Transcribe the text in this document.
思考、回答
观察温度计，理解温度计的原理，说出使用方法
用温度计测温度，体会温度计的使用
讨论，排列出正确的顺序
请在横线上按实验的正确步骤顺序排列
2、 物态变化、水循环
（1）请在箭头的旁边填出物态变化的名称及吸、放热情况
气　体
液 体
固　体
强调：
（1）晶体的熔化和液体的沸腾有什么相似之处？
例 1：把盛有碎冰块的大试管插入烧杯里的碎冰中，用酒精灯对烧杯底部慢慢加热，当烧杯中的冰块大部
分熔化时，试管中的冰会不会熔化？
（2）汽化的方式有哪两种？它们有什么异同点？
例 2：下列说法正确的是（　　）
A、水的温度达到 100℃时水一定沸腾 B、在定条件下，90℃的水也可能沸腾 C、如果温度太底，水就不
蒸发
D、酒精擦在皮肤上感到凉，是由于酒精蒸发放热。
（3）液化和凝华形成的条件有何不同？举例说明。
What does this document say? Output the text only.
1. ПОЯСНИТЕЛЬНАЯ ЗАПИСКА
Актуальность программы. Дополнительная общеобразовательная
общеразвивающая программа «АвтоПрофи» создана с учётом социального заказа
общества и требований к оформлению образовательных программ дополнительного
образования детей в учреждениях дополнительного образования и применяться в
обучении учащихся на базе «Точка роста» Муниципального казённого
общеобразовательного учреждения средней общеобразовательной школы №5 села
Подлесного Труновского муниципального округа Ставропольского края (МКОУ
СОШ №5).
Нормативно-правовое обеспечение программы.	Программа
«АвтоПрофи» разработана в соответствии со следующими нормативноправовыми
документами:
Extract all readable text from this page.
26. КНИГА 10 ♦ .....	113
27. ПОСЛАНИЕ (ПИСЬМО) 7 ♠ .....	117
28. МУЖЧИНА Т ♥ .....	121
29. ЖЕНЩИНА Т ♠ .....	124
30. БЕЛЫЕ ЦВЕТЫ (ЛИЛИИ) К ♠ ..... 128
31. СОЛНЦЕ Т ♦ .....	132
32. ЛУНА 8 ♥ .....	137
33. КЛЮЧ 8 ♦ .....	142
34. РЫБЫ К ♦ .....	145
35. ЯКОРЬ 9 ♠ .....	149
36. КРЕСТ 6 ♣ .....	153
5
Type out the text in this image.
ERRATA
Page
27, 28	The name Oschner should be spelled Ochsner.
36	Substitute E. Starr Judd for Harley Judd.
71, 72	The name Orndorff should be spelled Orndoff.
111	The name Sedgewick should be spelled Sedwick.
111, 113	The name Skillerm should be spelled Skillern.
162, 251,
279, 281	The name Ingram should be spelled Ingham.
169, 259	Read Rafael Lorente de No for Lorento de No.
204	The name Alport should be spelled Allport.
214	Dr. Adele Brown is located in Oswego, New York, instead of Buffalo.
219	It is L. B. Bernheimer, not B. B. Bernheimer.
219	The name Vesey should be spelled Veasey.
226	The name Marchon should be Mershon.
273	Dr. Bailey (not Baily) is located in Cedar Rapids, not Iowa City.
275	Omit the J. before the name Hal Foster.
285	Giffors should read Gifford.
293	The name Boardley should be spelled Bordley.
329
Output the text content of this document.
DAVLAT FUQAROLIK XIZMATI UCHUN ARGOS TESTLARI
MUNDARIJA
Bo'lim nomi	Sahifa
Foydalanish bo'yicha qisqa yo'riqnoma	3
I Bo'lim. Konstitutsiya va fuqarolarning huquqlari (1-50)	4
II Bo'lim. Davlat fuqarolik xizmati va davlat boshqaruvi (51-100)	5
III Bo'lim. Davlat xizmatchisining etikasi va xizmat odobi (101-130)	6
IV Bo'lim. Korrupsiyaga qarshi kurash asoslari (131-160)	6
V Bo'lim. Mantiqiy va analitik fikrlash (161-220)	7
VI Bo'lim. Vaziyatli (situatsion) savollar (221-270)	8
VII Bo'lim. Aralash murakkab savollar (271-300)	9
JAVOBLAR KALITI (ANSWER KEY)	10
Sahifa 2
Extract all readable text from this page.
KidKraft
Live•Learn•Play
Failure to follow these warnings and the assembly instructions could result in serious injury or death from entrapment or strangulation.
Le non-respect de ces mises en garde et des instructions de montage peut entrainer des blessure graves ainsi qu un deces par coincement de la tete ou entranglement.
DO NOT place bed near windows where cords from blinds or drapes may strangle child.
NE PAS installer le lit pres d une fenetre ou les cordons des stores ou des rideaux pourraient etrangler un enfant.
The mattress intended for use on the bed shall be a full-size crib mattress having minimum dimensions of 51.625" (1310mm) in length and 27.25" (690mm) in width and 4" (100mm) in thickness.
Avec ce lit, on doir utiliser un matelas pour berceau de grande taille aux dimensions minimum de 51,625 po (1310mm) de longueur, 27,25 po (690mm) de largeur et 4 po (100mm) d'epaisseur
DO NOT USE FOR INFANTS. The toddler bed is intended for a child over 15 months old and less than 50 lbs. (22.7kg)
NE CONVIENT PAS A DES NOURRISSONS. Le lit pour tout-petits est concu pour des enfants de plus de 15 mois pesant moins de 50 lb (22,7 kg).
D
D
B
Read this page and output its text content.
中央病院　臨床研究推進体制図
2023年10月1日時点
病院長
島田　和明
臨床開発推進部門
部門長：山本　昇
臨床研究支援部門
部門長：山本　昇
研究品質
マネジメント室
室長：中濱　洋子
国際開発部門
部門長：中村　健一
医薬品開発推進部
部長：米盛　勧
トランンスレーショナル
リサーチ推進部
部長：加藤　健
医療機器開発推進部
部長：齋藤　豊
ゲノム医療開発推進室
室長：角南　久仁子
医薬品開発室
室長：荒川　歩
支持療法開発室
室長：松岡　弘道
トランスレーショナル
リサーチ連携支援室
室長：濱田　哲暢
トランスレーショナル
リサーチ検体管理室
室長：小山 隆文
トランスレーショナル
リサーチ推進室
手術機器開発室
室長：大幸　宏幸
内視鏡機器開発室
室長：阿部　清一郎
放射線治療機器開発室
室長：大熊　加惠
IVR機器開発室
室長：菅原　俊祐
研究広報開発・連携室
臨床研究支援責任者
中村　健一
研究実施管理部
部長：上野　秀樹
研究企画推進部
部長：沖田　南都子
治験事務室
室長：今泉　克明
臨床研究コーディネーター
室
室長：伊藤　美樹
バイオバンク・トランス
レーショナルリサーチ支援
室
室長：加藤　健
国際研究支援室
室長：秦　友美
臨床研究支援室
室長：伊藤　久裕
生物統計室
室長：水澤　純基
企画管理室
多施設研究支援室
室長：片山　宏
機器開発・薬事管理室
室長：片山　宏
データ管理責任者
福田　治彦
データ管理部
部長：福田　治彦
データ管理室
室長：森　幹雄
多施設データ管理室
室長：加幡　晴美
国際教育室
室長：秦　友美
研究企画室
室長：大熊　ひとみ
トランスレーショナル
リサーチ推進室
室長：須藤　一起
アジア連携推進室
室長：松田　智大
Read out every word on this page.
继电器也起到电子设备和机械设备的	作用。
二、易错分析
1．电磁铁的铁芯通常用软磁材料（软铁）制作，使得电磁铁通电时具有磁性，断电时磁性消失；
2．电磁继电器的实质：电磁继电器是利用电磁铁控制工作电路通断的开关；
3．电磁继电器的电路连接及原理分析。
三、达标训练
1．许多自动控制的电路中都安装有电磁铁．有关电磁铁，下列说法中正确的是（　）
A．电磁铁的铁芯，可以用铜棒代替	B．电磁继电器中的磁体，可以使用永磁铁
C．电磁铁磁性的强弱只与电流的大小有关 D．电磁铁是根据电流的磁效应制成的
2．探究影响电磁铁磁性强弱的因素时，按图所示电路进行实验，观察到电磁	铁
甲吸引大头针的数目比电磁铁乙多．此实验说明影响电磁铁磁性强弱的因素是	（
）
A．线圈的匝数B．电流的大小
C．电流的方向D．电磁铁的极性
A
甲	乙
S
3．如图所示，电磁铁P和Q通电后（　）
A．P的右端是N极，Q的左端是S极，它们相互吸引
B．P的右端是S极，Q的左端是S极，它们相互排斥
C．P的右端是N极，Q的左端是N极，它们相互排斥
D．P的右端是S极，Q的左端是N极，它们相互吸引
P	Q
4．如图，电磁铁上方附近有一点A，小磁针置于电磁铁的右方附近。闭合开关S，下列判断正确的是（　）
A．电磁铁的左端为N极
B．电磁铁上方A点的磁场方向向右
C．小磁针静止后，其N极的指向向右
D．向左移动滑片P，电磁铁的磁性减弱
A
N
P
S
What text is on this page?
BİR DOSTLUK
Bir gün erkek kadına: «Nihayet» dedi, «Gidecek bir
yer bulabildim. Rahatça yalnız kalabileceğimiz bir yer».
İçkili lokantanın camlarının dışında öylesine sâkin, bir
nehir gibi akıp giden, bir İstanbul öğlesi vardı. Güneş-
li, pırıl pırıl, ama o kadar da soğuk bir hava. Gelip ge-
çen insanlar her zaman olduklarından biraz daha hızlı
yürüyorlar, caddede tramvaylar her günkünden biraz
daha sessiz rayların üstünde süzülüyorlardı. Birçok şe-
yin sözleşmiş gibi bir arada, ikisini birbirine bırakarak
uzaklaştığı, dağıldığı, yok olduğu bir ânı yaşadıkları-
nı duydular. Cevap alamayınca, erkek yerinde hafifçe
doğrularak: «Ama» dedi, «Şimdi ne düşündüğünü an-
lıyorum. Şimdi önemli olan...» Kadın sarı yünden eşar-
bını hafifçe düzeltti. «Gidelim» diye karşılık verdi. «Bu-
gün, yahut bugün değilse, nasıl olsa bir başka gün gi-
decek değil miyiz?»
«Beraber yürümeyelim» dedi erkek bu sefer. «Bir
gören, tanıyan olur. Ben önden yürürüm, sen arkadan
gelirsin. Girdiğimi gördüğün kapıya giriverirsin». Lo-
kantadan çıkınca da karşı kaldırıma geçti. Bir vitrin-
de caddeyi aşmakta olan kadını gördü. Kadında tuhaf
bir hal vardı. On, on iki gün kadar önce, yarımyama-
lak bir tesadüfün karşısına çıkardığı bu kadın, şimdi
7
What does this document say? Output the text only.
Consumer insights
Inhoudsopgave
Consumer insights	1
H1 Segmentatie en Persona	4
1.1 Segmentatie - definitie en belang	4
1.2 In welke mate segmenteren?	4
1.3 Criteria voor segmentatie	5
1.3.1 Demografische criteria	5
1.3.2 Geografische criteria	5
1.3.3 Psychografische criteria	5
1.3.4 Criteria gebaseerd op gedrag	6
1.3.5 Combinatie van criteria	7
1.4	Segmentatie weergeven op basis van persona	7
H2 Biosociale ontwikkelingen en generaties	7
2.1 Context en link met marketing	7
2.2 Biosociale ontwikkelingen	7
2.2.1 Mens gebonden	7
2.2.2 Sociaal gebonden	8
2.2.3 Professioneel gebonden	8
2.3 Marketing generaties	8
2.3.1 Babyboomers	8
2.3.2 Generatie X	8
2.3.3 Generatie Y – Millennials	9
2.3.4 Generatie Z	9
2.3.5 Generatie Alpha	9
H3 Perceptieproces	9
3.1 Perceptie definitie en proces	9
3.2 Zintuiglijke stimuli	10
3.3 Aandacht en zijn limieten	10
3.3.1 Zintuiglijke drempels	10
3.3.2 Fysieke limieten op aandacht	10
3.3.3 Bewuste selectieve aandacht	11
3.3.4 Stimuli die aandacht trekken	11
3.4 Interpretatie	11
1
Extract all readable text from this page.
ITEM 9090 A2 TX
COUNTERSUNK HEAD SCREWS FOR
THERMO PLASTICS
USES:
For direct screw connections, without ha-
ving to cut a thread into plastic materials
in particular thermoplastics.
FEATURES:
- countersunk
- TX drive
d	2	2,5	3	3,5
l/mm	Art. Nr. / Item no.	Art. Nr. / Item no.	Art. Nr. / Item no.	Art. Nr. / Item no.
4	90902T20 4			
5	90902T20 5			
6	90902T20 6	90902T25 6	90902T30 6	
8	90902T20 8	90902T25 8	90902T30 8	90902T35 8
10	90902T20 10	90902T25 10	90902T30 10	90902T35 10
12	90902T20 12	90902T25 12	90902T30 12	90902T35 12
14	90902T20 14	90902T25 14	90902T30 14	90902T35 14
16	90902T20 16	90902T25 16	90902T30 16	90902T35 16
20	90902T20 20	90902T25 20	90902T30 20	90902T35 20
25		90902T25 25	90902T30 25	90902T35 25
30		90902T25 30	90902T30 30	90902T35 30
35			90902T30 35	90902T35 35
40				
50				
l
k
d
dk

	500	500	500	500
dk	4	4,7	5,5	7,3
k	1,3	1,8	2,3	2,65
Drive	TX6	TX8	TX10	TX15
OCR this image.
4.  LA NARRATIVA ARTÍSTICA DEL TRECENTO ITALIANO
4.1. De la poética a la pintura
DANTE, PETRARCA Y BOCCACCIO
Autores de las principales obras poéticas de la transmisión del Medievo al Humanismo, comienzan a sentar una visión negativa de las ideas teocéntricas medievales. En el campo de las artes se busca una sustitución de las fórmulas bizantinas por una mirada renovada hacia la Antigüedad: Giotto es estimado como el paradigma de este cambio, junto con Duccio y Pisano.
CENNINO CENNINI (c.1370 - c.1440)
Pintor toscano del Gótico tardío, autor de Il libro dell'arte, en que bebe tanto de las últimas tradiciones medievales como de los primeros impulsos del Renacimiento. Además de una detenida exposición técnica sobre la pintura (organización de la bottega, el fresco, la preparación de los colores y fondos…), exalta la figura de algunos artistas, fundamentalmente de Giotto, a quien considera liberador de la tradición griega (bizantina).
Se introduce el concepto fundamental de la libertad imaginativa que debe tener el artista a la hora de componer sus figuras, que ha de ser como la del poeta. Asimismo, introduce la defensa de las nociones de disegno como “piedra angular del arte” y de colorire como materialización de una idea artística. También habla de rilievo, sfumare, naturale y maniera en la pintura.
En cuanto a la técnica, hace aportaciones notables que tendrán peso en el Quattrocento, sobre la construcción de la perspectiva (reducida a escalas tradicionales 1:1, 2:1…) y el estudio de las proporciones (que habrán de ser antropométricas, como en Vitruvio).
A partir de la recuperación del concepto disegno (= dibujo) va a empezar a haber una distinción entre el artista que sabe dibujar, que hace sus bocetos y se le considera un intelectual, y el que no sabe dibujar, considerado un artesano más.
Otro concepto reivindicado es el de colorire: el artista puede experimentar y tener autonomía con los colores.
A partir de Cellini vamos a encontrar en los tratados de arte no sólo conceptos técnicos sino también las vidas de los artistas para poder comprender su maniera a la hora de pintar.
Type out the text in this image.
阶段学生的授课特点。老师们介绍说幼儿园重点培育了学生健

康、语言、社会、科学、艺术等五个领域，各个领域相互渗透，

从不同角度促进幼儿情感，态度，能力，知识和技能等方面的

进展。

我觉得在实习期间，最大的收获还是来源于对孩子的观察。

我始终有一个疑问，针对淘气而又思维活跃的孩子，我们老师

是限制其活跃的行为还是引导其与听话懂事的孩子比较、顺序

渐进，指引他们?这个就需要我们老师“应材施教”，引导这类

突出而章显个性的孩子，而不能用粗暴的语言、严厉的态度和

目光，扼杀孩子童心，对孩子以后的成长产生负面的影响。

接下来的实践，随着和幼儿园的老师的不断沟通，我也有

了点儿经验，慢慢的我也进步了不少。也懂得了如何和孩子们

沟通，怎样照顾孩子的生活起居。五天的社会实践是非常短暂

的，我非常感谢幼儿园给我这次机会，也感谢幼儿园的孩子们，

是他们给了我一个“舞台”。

**WHAT TO DO:** Find every line in the records that contains the word "它们相互排斥"; copy those lines.

**RESULT OF THE TASK:**
B．P的右端是S极，Q的左端是S极，它们相互排斥
C．P的右端是N极，Q的左端是N极，它们相互排斥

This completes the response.